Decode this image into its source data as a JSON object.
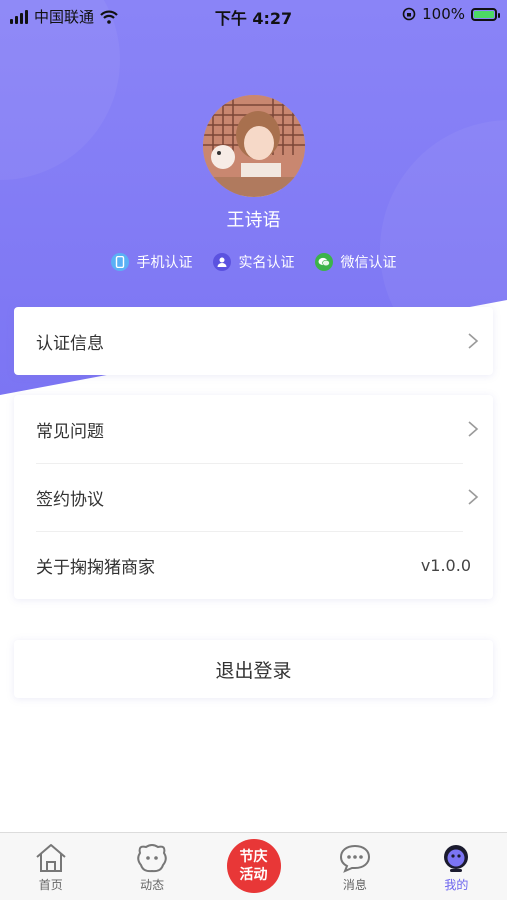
{
  "status_bar": {
    "carrier": "中国联通",
    "time": "下午 4:27",
    "battery": "100%"
  },
  "profile": {
    "name": "王诗语",
    "badges": [
      {
        "label": "手机认证",
        "icon": "phone-icon",
        "color": "#5ab0f5"
      },
      {
        "label": "实名认证",
        "icon": "person-icon",
        "color": "#5b52e0"
      },
      {
        "label": "微信认证",
        "icon": "wechat-icon",
        "color": "#3cb34a"
      }
    ]
  },
  "menu": {
    "verification": "认证信息",
    "faq": "常见问题",
    "agreement": "签约协议",
    "about": "关于掬掬猪商家",
    "version": "v1.0.0"
  },
  "logout_label": "退出登录",
  "tabbar": {
    "home": "首页",
    "moments": "动态",
    "promo_line1": "节庆",
    "promo_line2": "活动",
    "messages": "消息",
    "mine": "我的"
  },
  "colors": {
    "accent": "#7b74f3",
    "promo": "#e83737"
  }
}
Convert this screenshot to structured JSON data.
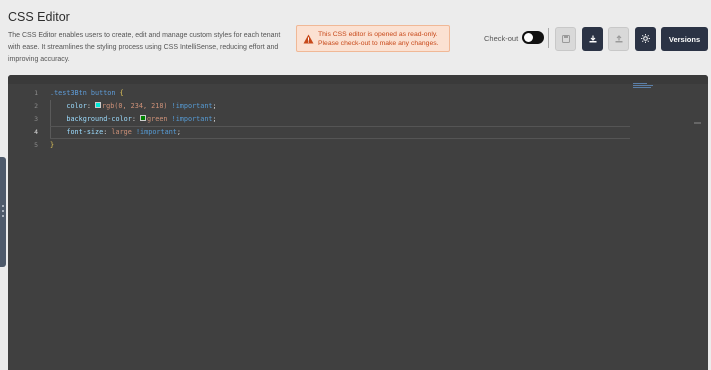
{
  "header": {
    "title": "CSS Editor",
    "description": "The CSS Editor enables users to create, edit and manage custom styles for each tenant with ease. It streamlines the styling process using CSS IntelliSense, reducing effort and improving accuracy."
  },
  "alert": {
    "line1": "This CSS editor is opened as read-only.",
    "line2": "Please check-out to make any changes.",
    "icon": "warning-icon",
    "color": "#c7491a"
  },
  "toolbar": {
    "checkout_label": "Check-out",
    "checkout_on": false,
    "buttons": [
      {
        "icon": "save-icon",
        "enabled": false
      },
      {
        "icon": "download-icon",
        "enabled": true
      },
      {
        "icon": "upload-icon",
        "enabled": false
      },
      {
        "icon": "sun-icon",
        "enabled": true
      }
    ],
    "versions_label": "Versions",
    "accent": "#2b3345"
  },
  "editor": {
    "line_numbers": [
      "1",
      "2",
      "3",
      "4",
      "5"
    ],
    "active_line": 4,
    "lines": {
      "l1": {
        "selector": ".test3Btn button",
        "open": " {"
      },
      "l2": {
        "prop": "color",
        "colon": ": ",
        "value": "rgb(0, 234, 218)",
        "imp": " !important",
        "semi": ";",
        "swatch": "#00ead9"
      },
      "l3": {
        "prop": "background-color",
        "colon": ": ",
        "value": "green",
        "imp": " !important",
        "semi": ";",
        "swatch": "#008000"
      },
      "l4": {
        "prop": "font-size",
        "colon": ": ",
        "value": "large",
        "imp": " !important",
        "semi": ";"
      },
      "l5": {
        "close": "}"
      }
    }
  }
}
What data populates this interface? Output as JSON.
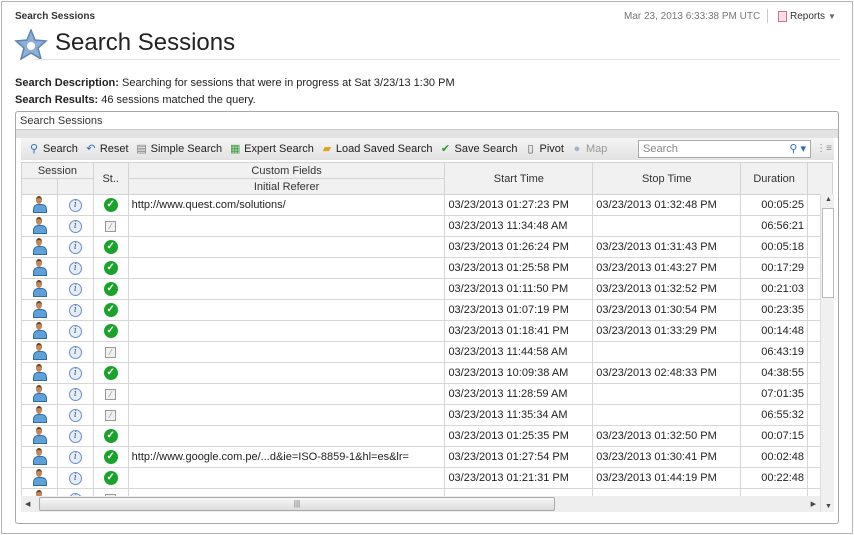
{
  "header": {
    "breadcrumb": "Search Sessions",
    "timestamp": "Mar 23, 2013 6:33:38 PM UTC",
    "reports_label": "Reports",
    "page_title": "Search Sessions"
  },
  "summary": {
    "desc_label": "Search Description:",
    "desc_value": "Searching for sessions that were in progress at Sat 3/23/13 1:30 PM",
    "results_label": "Search Results:",
    "results_value": "46 sessions matched the query."
  },
  "panel": {
    "title": "Search Sessions"
  },
  "toolbar": {
    "search": "Search",
    "reset": "Reset",
    "simple_search": "Simple Search",
    "expert_search": "Expert Search",
    "load_saved_search": "Load Saved Search",
    "save_search": "Save Search",
    "pivot": "Pivot",
    "map": "Map",
    "search_placeholder": "Search"
  },
  "columns": {
    "session": "Session",
    "status": "St..",
    "custom_fields": "Custom Fields",
    "initial_referer": "Initial Referer",
    "start_time": "Start Time",
    "stop_time": "Stop Time",
    "duration": "Duration"
  },
  "rows": [
    {
      "status": "ok",
      "referer": "http://www.quest.com/solutions/",
      "start": "03/23/2013 01:27:23 PM",
      "stop": "03/23/2013 01:32:48 PM",
      "duration": "00:05:25"
    },
    {
      "status": "pending",
      "referer": "",
      "start": "03/23/2013 11:34:48 AM",
      "stop": "",
      "duration": "06:56:21"
    },
    {
      "status": "ok",
      "referer": "",
      "start": "03/23/2013 01:26:24 PM",
      "stop": "03/23/2013 01:31:43 PM",
      "duration": "00:05:18"
    },
    {
      "status": "ok",
      "referer": "",
      "start": "03/23/2013 01:25:58 PM",
      "stop": "03/23/2013 01:43:27 PM",
      "duration": "00:17:29"
    },
    {
      "status": "ok",
      "referer": "",
      "start": "03/23/2013 01:11:50 PM",
      "stop": "03/23/2013 01:32:52 PM",
      "duration": "00:21:03"
    },
    {
      "status": "ok",
      "referer": "",
      "start": "03/23/2013 01:07:19 PM",
      "stop": "03/23/2013 01:30:54 PM",
      "duration": "00:23:35"
    },
    {
      "status": "ok",
      "referer": "",
      "start": "03/23/2013 01:18:41 PM",
      "stop": "03/23/2013 01:33:29 PM",
      "duration": "00:14:48"
    },
    {
      "status": "pending",
      "referer": "",
      "start": "03/23/2013 11:44:58 AM",
      "stop": "",
      "duration": "06:43:19"
    },
    {
      "status": "ok",
      "referer": "",
      "start": "03/23/2013 10:09:38 AM",
      "stop": "03/23/2013 02:48:33 PM",
      "duration": "04:38:55"
    },
    {
      "status": "pending",
      "referer": "",
      "start": "03/23/2013 11:28:59 AM",
      "stop": "",
      "duration": "07:01:35"
    },
    {
      "status": "pending",
      "referer": "",
      "start": "03/23/2013 11:35:34 AM",
      "stop": "",
      "duration": "06:55:32"
    },
    {
      "status": "ok",
      "referer": "",
      "start": "03/23/2013 01:25:35 PM",
      "stop": "03/23/2013 01:32:50 PM",
      "duration": "00:07:15"
    },
    {
      "status": "ok",
      "referer": "http://www.google.com.pe/...d&ie=ISO-8859-1&hl=es&lr=",
      "start": "03/23/2013 01:27:54 PM",
      "stop": "03/23/2013 01:30:41 PM",
      "duration": "00:02:48"
    },
    {
      "status": "ok",
      "referer": "",
      "start": "03/23/2013 01:21:31 PM",
      "stop": "03/23/2013 01:44:19 PM",
      "duration": "00:22:48"
    },
    {
      "status": "pending",
      "referer": "",
      "start": "",
      "stop": "",
      "duration": ""
    }
  ]
}
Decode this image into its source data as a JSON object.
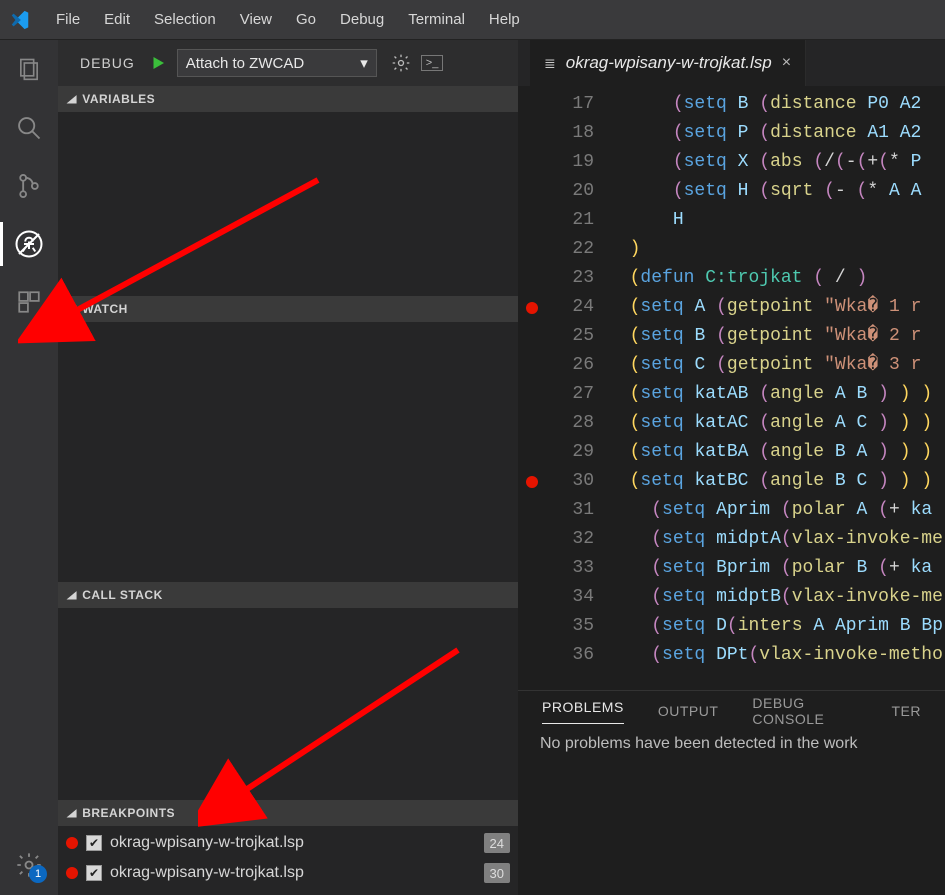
{
  "menu": [
    "File",
    "Edit",
    "Selection",
    "View",
    "Go",
    "Debug",
    "Terminal",
    "Help"
  ],
  "debug": {
    "header_label": "DEBUG",
    "config_name": "Attach to ZWCAD",
    "sections": {
      "variables": "VARIABLES",
      "watch": "WATCH",
      "callstack": "CALL STACK",
      "breakpoints": "BREAKPOINTS"
    },
    "breakpoints": [
      {
        "file": "okrag-wpisany-w-trojkat.lsp",
        "line": 24,
        "checked": true
      },
      {
        "file": "okrag-wpisany-w-trojkat.lsp",
        "line": 30,
        "checked": true
      }
    ]
  },
  "settings_badge": "1",
  "editor": {
    "tab_filename": "okrag-wpisany-w-trojkat.lsp",
    "first_line": 17,
    "breakpoint_lines": [
      24,
      30
    ],
    "lines": [
      {
        "indent": 3,
        "tokens": [
          [
            "par",
            "("
          ],
          [
            "kw",
            "setq"
          ],
          [
            "op",
            " "
          ],
          [
            "var",
            "B"
          ],
          [
            "op",
            " "
          ],
          [
            "par",
            "("
          ],
          [
            "fn",
            "distance"
          ],
          [
            "op",
            " "
          ],
          [
            "var",
            "P0"
          ],
          [
            "op",
            " "
          ],
          [
            "var",
            "A2"
          ]
        ]
      },
      {
        "indent": 3,
        "tokens": [
          [
            "par",
            "("
          ],
          [
            "kw",
            "setq"
          ],
          [
            "op",
            " "
          ],
          [
            "var",
            "P"
          ],
          [
            "op",
            " "
          ],
          [
            "par",
            "("
          ],
          [
            "fn",
            "distance"
          ],
          [
            "op",
            " "
          ],
          [
            "var",
            "A1"
          ],
          [
            "op",
            " "
          ],
          [
            "var",
            "A2"
          ]
        ]
      },
      {
        "indent": 3,
        "tokens": [
          [
            "par",
            "("
          ],
          [
            "kw",
            "setq"
          ],
          [
            "op",
            " "
          ],
          [
            "var",
            "X"
          ],
          [
            "op",
            " "
          ],
          [
            "par",
            "("
          ],
          [
            "fn",
            "abs"
          ],
          [
            "op",
            " "
          ],
          [
            "par",
            "("
          ],
          [
            "op",
            "/"
          ],
          [
            "par",
            "("
          ],
          [
            "op",
            "-"
          ],
          [
            "par",
            "("
          ],
          [
            "op",
            "+"
          ],
          [
            "par",
            "("
          ],
          [
            "op",
            "* "
          ],
          [
            "var",
            "P"
          ]
        ]
      },
      {
        "indent": 3,
        "tokens": [
          [
            "par",
            "("
          ],
          [
            "kw",
            "setq"
          ],
          [
            "op",
            " "
          ],
          [
            "var",
            "H"
          ],
          [
            "op",
            " "
          ],
          [
            "par",
            "("
          ],
          [
            "fn",
            "sqrt"
          ],
          [
            "op",
            " "
          ],
          [
            "par",
            "("
          ],
          [
            "op",
            "- "
          ],
          [
            "par",
            "("
          ],
          [
            "op",
            "* "
          ],
          [
            "var",
            "A"
          ],
          [
            "op",
            " "
          ],
          [
            "var",
            "A"
          ]
        ]
      },
      {
        "indent": 3,
        "tokens": [
          [
            "var",
            "H"
          ]
        ]
      },
      {
        "indent": 1,
        "tokens": [
          [
            "par-out",
            ")"
          ]
        ]
      },
      {
        "indent": 1,
        "tokens": [
          [
            "par-out",
            "("
          ],
          [
            "kw",
            "defun"
          ],
          [
            "op",
            " "
          ],
          [
            "type",
            "C:trojkat"
          ],
          [
            "op",
            " "
          ],
          [
            "par",
            "( "
          ],
          [
            "op",
            "/"
          ],
          [
            "par",
            " )"
          ]
        ]
      },
      {
        "indent": 1,
        "tokens": [
          [
            "par-out",
            "("
          ],
          [
            "kw",
            "setq"
          ],
          [
            "op",
            " "
          ],
          [
            "var",
            "A"
          ],
          [
            "op",
            " "
          ],
          [
            "par",
            "("
          ],
          [
            "fn",
            "getpoint"
          ],
          [
            "op",
            " "
          ],
          [
            "str",
            "\"Wka� 1 r"
          ]
        ]
      },
      {
        "indent": 1,
        "tokens": [
          [
            "par-out",
            "("
          ],
          [
            "kw",
            "setq"
          ],
          [
            "op",
            " "
          ],
          [
            "var",
            "B"
          ],
          [
            "op",
            " "
          ],
          [
            "par",
            "("
          ],
          [
            "fn",
            "getpoint"
          ],
          [
            "op",
            " "
          ],
          [
            "str",
            "\"Wka� 2 r"
          ]
        ]
      },
      {
        "indent": 1,
        "tokens": [
          [
            "par-out",
            "("
          ],
          [
            "kw",
            "setq"
          ],
          [
            "op",
            " "
          ],
          [
            "var",
            "C"
          ],
          [
            "op",
            " "
          ],
          [
            "par",
            "("
          ],
          [
            "fn",
            "getpoint"
          ],
          [
            "op",
            " "
          ],
          [
            "str",
            "\"Wka� 3 r"
          ]
        ]
      },
      {
        "indent": 1,
        "tokens": [
          [
            "par-out",
            "("
          ],
          [
            "kw",
            "setq"
          ],
          [
            "op",
            " "
          ],
          [
            "var",
            "katAB"
          ],
          [
            "op",
            " "
          ],
          [
            "par",
            "("
          ],
          [
            "fn",
            "angle"
          ],
          [
            "op",
            " "
          ],
          [
            "var",
            "A"
          ],
          [
            "op",
            " "
          ],
          [
            "var",
            "B"
          ],
          [
            "op",
            " "
          ],
          [
            "par",
            ")"
          ],
          [
            "op",
            " "
          ],
          [
            "par-out",
            ")"
          ],
          [
            "op",
            " "
          ],
          [
            "par-out",
            ")"
          ]
        ]
      },
      {
        "indent": 1,
        "tokens": [
          [
            "par-out",
            "("
          ],
          [
            "kw",
            "setq"
          ],
          [
            "op",
            " "
          ],
          [
            "var",
            "katAC"
          ],
          [
            "op",
            " "
          ],
          [
            "par",
            "("
          ],
          [
            "fn",
            "angle"
          ],
          [
            "op",
            " "
          ],
          [
            "var",
            "A"
          ],
          [
            "op",
            " "
          ],
          [
            "var",
            "C"
          ],
          [
            "op",
            " "
          ],
          [
            "par",
            ")"
          ],
          [
            "op",
            " "
          ],
          [
            "par-out",
            ")"
          ],
          [
            "op",
            " "
          ],
          [
            "par-out",
            ")"
          ]
        ]
      },
      {
        "indent": 1,
        "tokens": [
          [
            "par-out",
            "("
          ],
          [
            "kw",
            "setq"
          ],
          [
            "op",
            " "
          ],
          [
            "var",
            "katBA"
          ],
          [
            "op",
            " "
          ],
          [
            "par",
            "("
          ],
          [
            "fn",
            "angle"
          ],
          [
            "op",
            " "
          ],
          [
            "var",
            "B"
          ],
          [
            "op",
            " "
          ],
          [
            "var",
            "A"
          ],
          [
            "op",
            " "
          ],
          [
            "par",
            ")"
          ],
          [
            "op",
            " "
          ],
          [
            "par-out",
            ")"
          ],
          [
            "op",
            " "
          ],
          [
            "par-out",
            ")"
          ]
        ]
      },
      {
        "indent": 1,
        "tokens": [
          [
            "par-out",
            "("
          ],
          [
            "kw",
            "setq"
          ],
          [
            "op",
            " "
          ],
          [
            "var",
            "katBC"
          ],
          [
            "op",
            " "
          ],
          [
            "par",
            "("
          ],
          [
            "fn",
            "angle"
          ],
          [
            "op",
            " "
          ],
          [
            "var",
            "B"
          ],
          [
            "op",
            " "
          ],
          [
            "var",
            "C"
          ],
          [
            "op",
            " "
          ],
          [
            "par",
            ")"
          ],
          [
            "op",
            " "
          ],
          [
            "par-out",
            ")"
          ],
          [
            "op",
            " "
          ],
          [
            "par-out",
            ")"
          ]
        ]
      },
      {
        "indent": 2,
        "tokens": [
          [
            "par",
            "("
          ],
          [
            "kw",
            "setq"
          ],
          [
            "op",
            " "
          ],
          [
            "var",
            "Aprim"
          ],
          [
            "op",
            " "
          ],
          [
            "par",
            "("
          ],
          [
            "fn",
            "polar"
          ],
          [
            "op",
            " "
          ],
          [
            "var",
            "A"
          ],
          [
            "op",
            " "
          ],
          [
            "par",
            "("
          ],
          [
            "op",
            "+ "
          ],
          [
            "var",
            "ka"
          ]
        ]
      },
      {
        "indent": 2,
        "tokens": [
          [
            "par",
            "("
          ],
          [
            "kw",
            "setq"
          ],
          [
            "op",
            " "
          ],
          [
            "var",
            "midptA"
          ],
          [
            "par",
            "("
          ],
          [
            "fn",
            "vlax-invoke-me"
          ]
        ]
      },
      {
        "indent": 2,
        "tokens": [
          [
            "par",
            "("
          ],
          [
            "kw",
            "setq"
          ],
          [
            "op",
            " "
          ],
          [
            "var",
            "Bprim"
          ],
          [
            "op",
            " "
          ],
          [
            "par",
            "("
          ],
          [
            "fn",
            "polar"
          ],
          [
            "op",
            " "
          ],
          [
            "var",
            "B"
          ],
          [
            "op",
            " "
          ],
          [
            "par",
            "("
          ],
          [
            "op",
            "+ "
          ],
          [
            "var",
            "ka"
          ]
        ]
      },
      {
        "indent": 2,
        "tokens": [
          [
            "par",
            "("
          ],
          [
            "kw",
            "setq"
          ],
          [
            "op",
            " "
          ],
          [
            "var",
            "midptB"
          ],
          [
            "par",
            "("
          ],
          [
            "fn",
            "vlax-invoke-me"
          ]
        ]
      },
      {
        "indent": 2,
        "tokens": [
          [
            "par",
            "("
          ],
          [
            "kw",
            "setq"
          ],
          [
            "op",
            " "
          ],
          [
            "var",
            "D"
          ],
          [
            "par",
            "("
          ],
          [
            "fn",
            "inters"
          ],
          [
            "op",
            " "
          ],
          [
            "var",
            "A"
          ],
          [
            "op",
            " "
          ],
          [
            "var",
            "Aprim"
          ],
          [
            "op",
            " "
          ],
          [
            "var",
            "B"
          ],
          [
            "op",
            " "
          ],
          [
            "var",
            "Bp"
          ]
        ]
      },
      {
        "indent": 2,
        "tokens": [
          [
            "par",
            "("
          ],
          [
            "kw",
            "setq"
          ],
          [
            "op",
            " "
          ],
          [
            "var",
            "DPt"
          ],
          [
            "par",
            "("
          ],
          [
            "fn",
            "vlax-invoke-metho"
          ]
        ]
      }
    ]
  },
  "panel": {
    "tabs": [
      "PROBLEMS",
      "OUTPUT",
      "DEBUG CONSOLE",
      "TER"
    ],
    "active": 0,
    "message": "No problems have been detected in the work"
  }
}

^^^^

### TASK REQUIREMENTS:
Copy out every line of the data that includes "prop".

### ANSWER BELOW:
        "prop": "color",
        "prop": "background-color",
        "prop": "font-size",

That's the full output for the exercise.